┌─ STORED RECORDS
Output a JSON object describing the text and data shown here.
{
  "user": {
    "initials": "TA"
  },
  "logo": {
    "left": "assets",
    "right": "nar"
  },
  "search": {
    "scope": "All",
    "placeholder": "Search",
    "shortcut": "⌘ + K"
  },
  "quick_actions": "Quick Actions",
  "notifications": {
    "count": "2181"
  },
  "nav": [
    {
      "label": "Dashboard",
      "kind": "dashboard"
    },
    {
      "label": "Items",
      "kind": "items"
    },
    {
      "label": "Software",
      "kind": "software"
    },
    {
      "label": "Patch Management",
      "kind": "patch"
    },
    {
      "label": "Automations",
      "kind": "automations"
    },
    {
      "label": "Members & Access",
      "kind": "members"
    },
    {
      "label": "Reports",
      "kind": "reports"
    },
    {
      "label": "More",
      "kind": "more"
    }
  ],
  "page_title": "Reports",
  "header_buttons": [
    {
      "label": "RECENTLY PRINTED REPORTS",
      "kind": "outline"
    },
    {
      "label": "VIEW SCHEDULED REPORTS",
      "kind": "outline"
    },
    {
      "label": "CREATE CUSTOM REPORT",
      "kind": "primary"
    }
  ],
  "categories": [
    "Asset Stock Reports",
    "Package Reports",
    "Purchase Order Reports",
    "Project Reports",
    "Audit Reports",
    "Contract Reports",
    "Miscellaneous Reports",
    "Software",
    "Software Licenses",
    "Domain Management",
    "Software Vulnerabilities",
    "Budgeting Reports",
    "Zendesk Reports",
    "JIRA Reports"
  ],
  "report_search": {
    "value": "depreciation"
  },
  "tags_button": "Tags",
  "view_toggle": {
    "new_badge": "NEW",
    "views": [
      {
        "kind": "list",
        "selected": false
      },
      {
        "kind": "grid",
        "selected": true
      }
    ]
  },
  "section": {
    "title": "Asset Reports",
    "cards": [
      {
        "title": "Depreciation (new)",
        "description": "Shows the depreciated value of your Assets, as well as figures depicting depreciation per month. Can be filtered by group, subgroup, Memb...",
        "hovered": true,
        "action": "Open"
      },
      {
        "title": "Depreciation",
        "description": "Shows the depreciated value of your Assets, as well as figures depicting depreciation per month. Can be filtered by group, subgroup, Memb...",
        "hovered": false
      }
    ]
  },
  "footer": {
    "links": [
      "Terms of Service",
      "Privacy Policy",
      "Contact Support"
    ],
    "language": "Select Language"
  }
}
└─
WRITTEN REQUEST ▸ Retype the material in full, character for character.

RESPONSE ▸
Output a JSON object describing the text and data shown here.
{
  "user": {
    "initials": "TA"
  },
  "logo": {
    "left": "assets",
    "right": "nar"
  },
  "search": {
    "scope": "All",
    "placeholder": "Search",
    "shortcut": "⌘ + K"
  },
  "quick_actions": "Quick Actions",
  "notifications": {
    "count": "2181"
  },
  "nav": [
    {
      "label": "Dashboard",
      "kind": "dashboard"
    },
    {
      "label": "Items",
      "kind": "items"
    },
    {
      "label": "Software",
      "kind": "software"
    },
    {
      "label": "Patch Management",
      "kind": "patch"
    },
    {
      "label": "Automations",
      "kind": "automations"
    },
    {
      "label": "Members & Access",
      "kind": "members"
    },
    {
      "label": "Reports",
      "kind": "reports"
    },
    {
      "label": "More",
      "kind": "more"
    }
  ],
  "page_title": "Reports",
  "header_buttons": [
    {
      "label": "RECENTLY PRINTED REPORTS",
      "kind": "outline"
    },
    {
      "label": "VIEW SCHEDULED REPORTS",
      "kind": "outline"
    },
    {
      "label": "CREATE CUSTOM REPORT",
      "kind": "primary"
    }
  ],
  "categories": [
    "Asset Stock Reports",
    "Package Reports",
    "Purchase Order Reports",
    "Project Reports",
    "Audit Reports",
    "Contract Reports",
    "Miscellaneous Reports",
    "Software",
    "Software Licenses",
    "Domain Management",
    "Software Vulnerabilities",
    "Budgeting Reports",
    "Zendesk Reports",
    "JIRA Reports"
  ],
  "report_search": {
    "value": "depreciation"
  },
  "tags_button": "Tags",
  "view_toggle": {
    "new_badge": "NEW",
    "views": [
      {
        "kind": "list",
        "selected": false
      },
      {
        "kind": "grid",
        "selected": true
      }
    ]
  },
  "section": {
    "title": "Asset Reports",
    "cards": [
      {
        "title": "Depreciation (new)",
        "description": "Shows the depreciated value of your Assets, as well as figures depicting depreciation per month. Can be filtered by group, subgroup, Memb...",
        "hovered": true,
        "action": "Open"
      },
      {
        "title": "Depreciation",
        "description": "Shows the depreciated value of your Assets, as well as figures depicting depreciation per month. Can be filtered by group, subgroup, Memb...",
        "hovered": false
      }
    ]
  },
  "footer": {
    "links": [
      "Terms of Service",
      "Privacy Policy",
      "Contact Support"
    ],
    "language": "Select Language"
  }
}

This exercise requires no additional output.